COSA SI CHIEDE:
**a)** Nel brano sul condominio, da quale vizio è colpita la delibera assembleare che riguarda lavori su parti di proprietà esclusiva come i balconi?
**b)** Modifica il brano sul condominio riscrivendo il tratto che comincia con le parole "Supporto alla lettura" e si ferma dopo "dei suoi partecipanti.", e in esso sostituisci "giurisprudenza di legittimità" con "Corte di cassazione".

BRANO:

-.-.-

La deliberazione dell’assemblea dei condomini che abbia per oggetto l’esecuzione di lavori relativi a parti di proprietà esclusiva, come i balconi dei singoli condomini, è affetta da nullità per impossibilità giuridica dell’oggetto, in quanto esula dalle attribuzioni proprie dell’assemblea.
Di conseguenza, tali delibere nulle, diversamente da quelle semplicemente annullabili, sono sottratte al termine perentorio di trenta giorni per l’impugnazione stabilito dal secondo comma dell’articolo 1137 del codice civile.

Supporto alla lettura

Condominio

1.La natura giuridica del Condominio.

Quella della natura giuridica del condominio è una questione che ha fatto sorgere numerosi contrasti in dottrina e in giurisprudenza. La giurisprudenza di legittimità si è più volte espressa sostenendo che il condominio non può considerarsi un soggetto giuridico distinto dai singoli condomini che lo compongono. Secondo la giurisprudenza di legittimità, il condominio è un ente di gestione sfornito di personalità distinta da quella dei suoi partecipanti.
In questo contesto dottrina e giurisprudenza hanno elaborato diverse teorie alle volte in contraddittorio tra loro. S’è detto che il condominio è:
a) un ente di gestione sprovvisto di personalità giuridica e autonomia patrimoniale distinta da quella dei suoi partecipanti (Cass n. 7891/2000);
b) un centro d’imputazione d’interessi distinto dai singoli partecipanti (Cass. 19 marzo 2009, n. 6665);
c) una organizzazione pluralistica (Cass. SS.UU. n. 9148/08).

-.-.-

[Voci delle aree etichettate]
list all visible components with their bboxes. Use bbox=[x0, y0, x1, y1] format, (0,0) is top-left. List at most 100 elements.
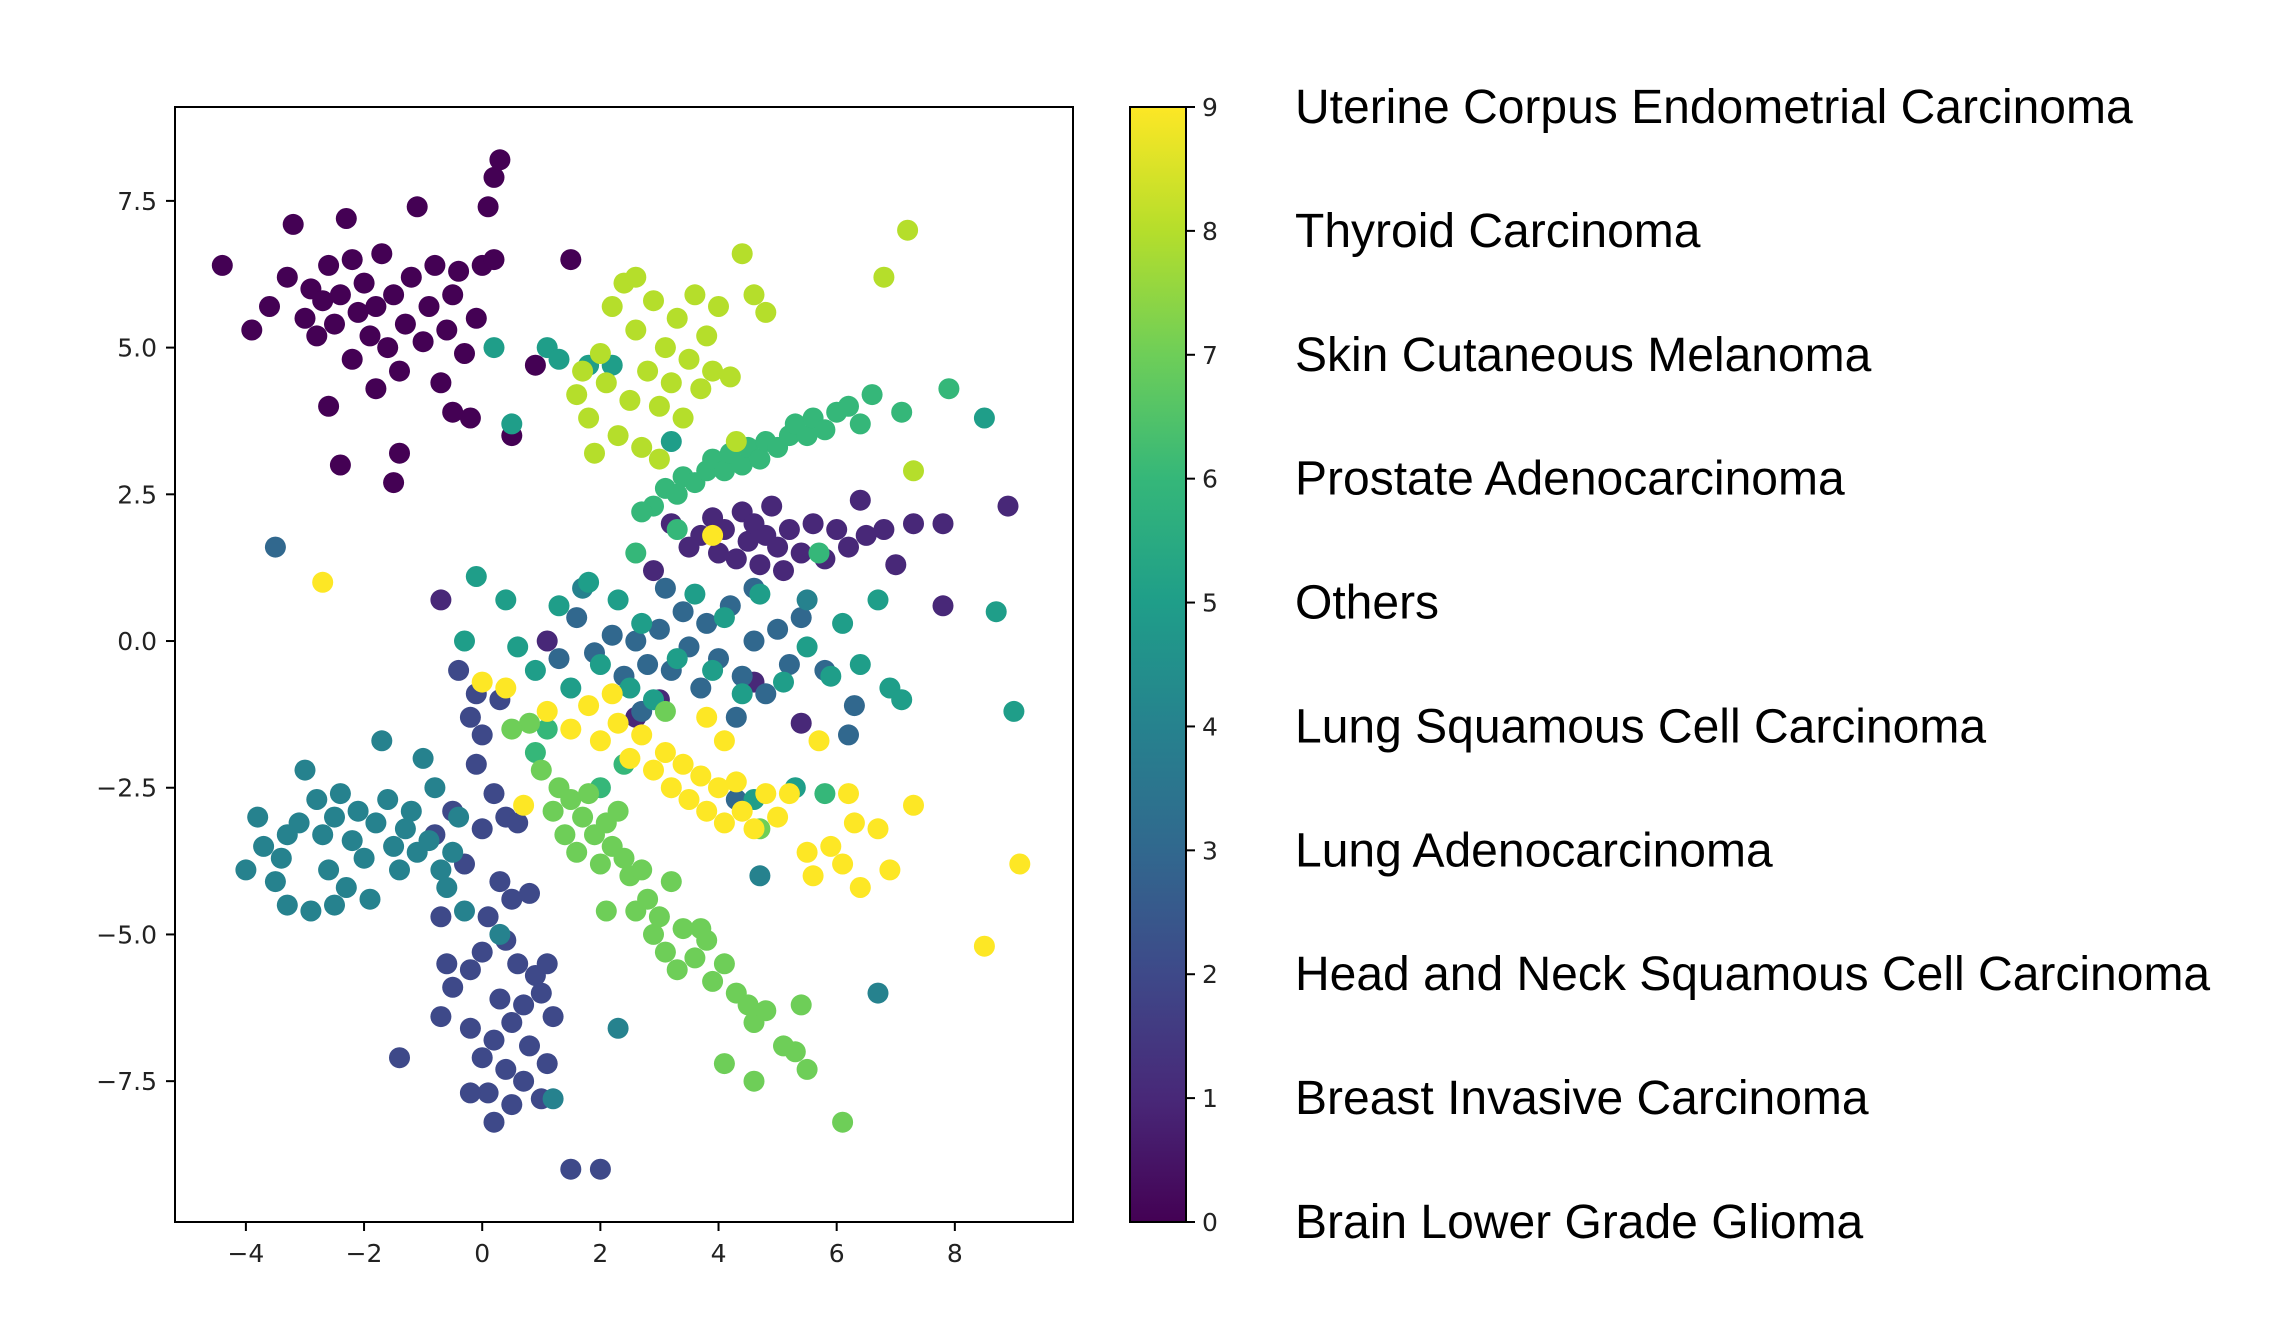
scatter-point bbox=[731, 800, 753, 822]
scatter-point bbox=[459, 407, 481, 429]
scatter-point bbox=[489, 923, 511, 945]
scatter-point bbox=[849, 413, 871, 435]
scatter-point bbox=[737, 994, 759, 1016]
scatter-point bbox=[329, 783, 351, 805]
scatter-point bbox=[778, 654, 800, 675]
scatter-point bbox=[536, 953, 558, 975]
scatter-point bbox=[400, 266, 422, 288]
scatter-point bbox=[802, 865, 824, 887]
scatter-point bbox=[725, 771, 747, 793]
scatter-point bbox=[501, 1094, 523, 1116]
scatter-point bbox=[548, 595, 570, 617]
scatter-point bbox=[513, 994, 535, 1016]
scatter-point bbox=[808, 730, 830, 752]
scatter-point bbox=[477, 1082, 499, 1104]
colorbar-tick-label: 0 bbox=[1202, 1208, 1218, 1237]
scatter-point bbox=[666, 959, 688, 981]
colorbar-ticks: 0 1 2 3 4 5 6 7 8 9 bbox=[1186, 93, 1218, 1237]
scatter-point bbox=[838, 783, 859, 805]
class-label: Skin Cutaneous Melanoma bbox=[1295, 329, 1872, 382]
scatter-point bbox=[702, 659, 724, 681]
scatter-point bbox=[383, 835, 405, 857]
scatter-point bbox=[389, 1047, 410, 1069]
scatter-point bbox=[365, 378, 387, 400]
scatter-point bbox=[702, 524, 724, 546]
scatter-point bbox=[885, 554, 907, 576]
scatter-point bbox=[643, 759, 664, 781]
scatter-point bbox=[672, 753, 694, 775]
class-label: Lung Squamous Cell Carcinoma bbox=[1295, 700, 1986, 753]
scatter-point bbox=[483, 1111, 505, 1133]
scatter-point bbox=[843, 695, 865, 717]
scatter-point bbox=[495, 677, 517, 699]
colorbar-tick-label: 7 bbox=[1202, 341, 1218, 370]
scatter-point bbox=[648, 618, 670, 640]
scatter-point bbox=[997, 495, 1019, 517]
scatter-point bbox=[843, 812, 865, 834]
scatter-point bbox=[761, 495, 783, 517]
scatter-point bbox=[731, 683, 753, 705]
scatter-point bbox=[648, 395, 670, 417]
scatter-point bbox=[418, 830, 440, 852]
scatter-point bbox=[371, 730, 393, 752]
scatter-point bbox=[365, 296, 387, 317]
scatter-point bbox=[867, 589, 889, 611]
scatter-point bbox=[430, 1006, 452, 1028]
scatter-point bbox=[690, 918, 712, 940]
scatter-point bbox=[749, 583, 771, 605]
scatter-point bbox=[897, 219, 919, 241]
scatter-point bbox=[690, 378, 712, 400]
scatter-point bbox=[477, 906, 499, 928]
scatter-point bbox=[731, 243, 753, 265]
scatter-point bbox=[276, 894, 298, 916]
scatter-point bbox=[578, 783, 600, 805]
scatter-point bbox=[696, 325, 718, 347]
scatter-point bbox=[619, 389, 641, 411]
scatter-point bbox=[790, 607, 812, 629]
scatter-point bbox=[631, 436, 653, 458]
scatter-point bbox=[678, 348, 700, 370]
scatter-point bbox=[530, 982, 552, 1004]
scatter-point bbox=[566, 384, 588, 406]
scatter-point bbox=[542, 1006, 564, 1028]
scatter-point bbox=[519, 1035, 540, 1057]
colorbar-tick-label: 2 bbox=[1202, 960, 1218, 989]
scatter-point bbox=[471, 818, 493, 840]
scatter-point bbox=[690, 765, 712, 787]
scatter-point bbox=[773, 560, 794, 582]
scatter-point bbox=[849, 877, 871, 898]
y-tick-label: −2.5 bbox=[96, 774, 157, 803]
scatter-point bbox=[932, 595, 954, 617]
scatter-point bbox=[560, 677, 582, 699]
scatter-point bbox=[849, 654, 871, 675]
scatter-point bbox=[442, 401, 464, 423]
scatter-point bbox=[572, 360, 594, 382]
scatter-point bbox=[519, 712, 540, 734]
scatter-point bbox=[318, 254, 340, 276]
scatter-point bbox=[820, 665, 842, 687]
scatter-point bbox=[589, 853, 611, 875]
scatter-point bbox=[554, 824, 576, 846]
scatter-point bbox=[312, 290, 334, 312]
scatter-point bbox=[542, 800, 564, 822]
colorbar-tick-label: 6 bbox=[1202, 465, 1218, 494]
scatter-point bbox=[755, 683, 777, 705]
scatter-point bbox=[264, 536, 286, 558]
scatter-point bbox=[572, 806, 594, 828]
scatter-point bbox=[341, 348, 363, 370]
scatter-point bbox=[495, 589, 517, 611]
scatter-point bbox=[702, 970, 724, 992]
scatter-point bbox=[743, 630, 765, 652]
scatter-point bbox=[507, 953, 529, 975]
scatter-point bbox=[377, 789, 399, 810]
scatter-point bbox=[903, 513, 924, 535]
scatter-point bbox=[430, 906, 452, 928]
scatter-point bbox=[607, 589, 629, 611]
scatter-point bbox=[696, 612, 718, 634]
scatter-point bbox=[359, 888, 381, 910]
scatter-point bbox=[389, 360, 410, 382]
scatter-point bbox=[1003, 700, 1025, 722]
scatter-point bbox=[796, 636, 818, 658]
scatter-point bbox=[329, 284, 351, 306]
scatter-point bbox=[660, 871, 682, 893]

-.-.-

RISPOSTE SVOLTE:
**a)** È affetta da nullità per impossibilità giuridica dell'oggetto.

**b)**
Supporto alla lettura

Condominio

1.La natura giuridica del Condominio.

Quella della natura giuridica del condominio è una questione che ha fatto sorgere numerosi contrasti in dottrina e in giurisprudenza. La Corte di cassazione si è più volte espressa sostenendo che il condominio non può considerarsi un soggetto giuridico distinto dai singoli condomini che lo compongono. Secondo la Corte di cassazione, il condominio è un ente di gestione sfornito di personalità distinta da quella dei suoi partecipanti.